| PREGUNTAS DE ESTUDIO |
(A) En el fragmento sobre la crisis social, ¿qué término terminó de instalar el descontento social como una realidad?
(B) Prosigue el fragmento sobre la crisis social desde su última oración.
::: FRAGMENTO DE PÁGINA
Torre de Babel de turno, que juraba iba a alcanzar el cielo y ser dios. Y de la Tierra misma se abrió la crisis bajo nuestros pies, primero con las contracciones de parto en forma de descontento social, el cual, entre otras cosas vino a instalar por fin el término “crisis” como una realidad: la crisis social.

De un día para otro estalló la burbuja invisible que contenía años de represión, descontento, sufrimiento, injusticia, mentira y explotación. De un momento a otro la realidad salió a las calles secundada y apoyada por una manifestación apocalíptica de la naturaleza que nos inundó los castillos de naipe, mostrando con una simpleza innegable, la hegemonía de la vida (y su gemela la muerte) por sobre cualquier irrealidad.
::::::
::: INFORMACIÓN EXTRAÍDA
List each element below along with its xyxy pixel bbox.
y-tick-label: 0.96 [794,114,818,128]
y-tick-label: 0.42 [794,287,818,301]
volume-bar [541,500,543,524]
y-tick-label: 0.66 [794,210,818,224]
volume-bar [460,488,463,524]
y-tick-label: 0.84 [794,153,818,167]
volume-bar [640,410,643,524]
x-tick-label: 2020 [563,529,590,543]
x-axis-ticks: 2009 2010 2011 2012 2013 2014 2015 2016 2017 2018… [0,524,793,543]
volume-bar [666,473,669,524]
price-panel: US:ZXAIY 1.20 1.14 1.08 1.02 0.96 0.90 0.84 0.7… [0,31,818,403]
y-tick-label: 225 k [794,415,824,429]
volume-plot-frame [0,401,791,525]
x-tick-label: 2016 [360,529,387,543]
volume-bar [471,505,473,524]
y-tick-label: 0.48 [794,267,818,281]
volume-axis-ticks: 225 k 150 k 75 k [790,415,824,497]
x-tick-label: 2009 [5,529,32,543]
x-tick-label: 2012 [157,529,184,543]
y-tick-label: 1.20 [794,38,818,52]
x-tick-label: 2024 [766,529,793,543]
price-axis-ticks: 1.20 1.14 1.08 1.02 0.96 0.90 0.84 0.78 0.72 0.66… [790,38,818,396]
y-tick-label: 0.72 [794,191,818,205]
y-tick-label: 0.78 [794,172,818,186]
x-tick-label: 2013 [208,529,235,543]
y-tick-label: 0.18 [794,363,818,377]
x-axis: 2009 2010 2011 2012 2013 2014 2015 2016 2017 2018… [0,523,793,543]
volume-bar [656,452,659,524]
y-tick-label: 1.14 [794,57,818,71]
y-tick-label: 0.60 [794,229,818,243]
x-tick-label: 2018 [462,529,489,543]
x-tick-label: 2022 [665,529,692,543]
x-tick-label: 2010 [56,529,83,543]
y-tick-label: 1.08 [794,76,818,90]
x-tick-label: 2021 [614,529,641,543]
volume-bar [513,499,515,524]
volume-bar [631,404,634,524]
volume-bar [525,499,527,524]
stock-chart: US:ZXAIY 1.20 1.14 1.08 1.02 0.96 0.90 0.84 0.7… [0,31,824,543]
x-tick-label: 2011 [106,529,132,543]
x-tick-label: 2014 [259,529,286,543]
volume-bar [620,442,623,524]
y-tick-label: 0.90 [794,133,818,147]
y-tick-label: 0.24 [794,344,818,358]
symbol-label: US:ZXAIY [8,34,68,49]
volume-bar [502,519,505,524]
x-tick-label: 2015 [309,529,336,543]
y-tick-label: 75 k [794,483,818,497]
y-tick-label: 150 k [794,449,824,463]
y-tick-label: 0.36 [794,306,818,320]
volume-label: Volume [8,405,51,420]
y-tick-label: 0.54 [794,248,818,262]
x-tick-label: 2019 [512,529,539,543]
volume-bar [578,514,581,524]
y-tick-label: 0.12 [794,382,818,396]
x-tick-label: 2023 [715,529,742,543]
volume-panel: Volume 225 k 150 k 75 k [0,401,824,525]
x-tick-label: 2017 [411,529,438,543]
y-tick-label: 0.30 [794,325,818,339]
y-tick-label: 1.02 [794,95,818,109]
::::::
| RESPUESTAS POR TAREA |
(A) El término "crisis": la crisis social.

(B)
Resultado de esto, la mente colapsó. Todos los cálculos, predicciones, planes, metas, todo lo que la mente fabrica para poner la zanahoria del futuro por delante, empezó a sonar como disco rayado en las vidas individuales, familiares y colectivas. Las cosas, como las veníamos haciendo hasta ahora -en todos los ámbitos- dejaron de servir. Y de tener sentido. A consecuencia de lo anterior, el sistema se quedó sin nada que ofrecernos, excepto los lastres atados en pleno hundimiento.

Sin brújulas reales y con compases descompuestos, como humanidad nos quedamos sin respuestas, por lo menos por parte de los líderes que se peleaban hasta ahora los podios del poder, la fama y la gloria. En cuestión de un par de años demostraron no solo no saber, sino develar lo que se nos ha ocultado todo este tiempo; que la vida requiere respuestas vivas, los seres humanos necesitamos recibir amor, y nada de eso lo estaba ni siquiera considerando la mente, con todas sus leyes, políticas e incluso filosofías. El sistema se ha quedado incluso sin respuesta a nuestra salud mental, emocional, física o espiritual. Algo tan básico como sentirme bien y seguro en el mundo es algo que finalmente la economía demostró no saber, y no poder.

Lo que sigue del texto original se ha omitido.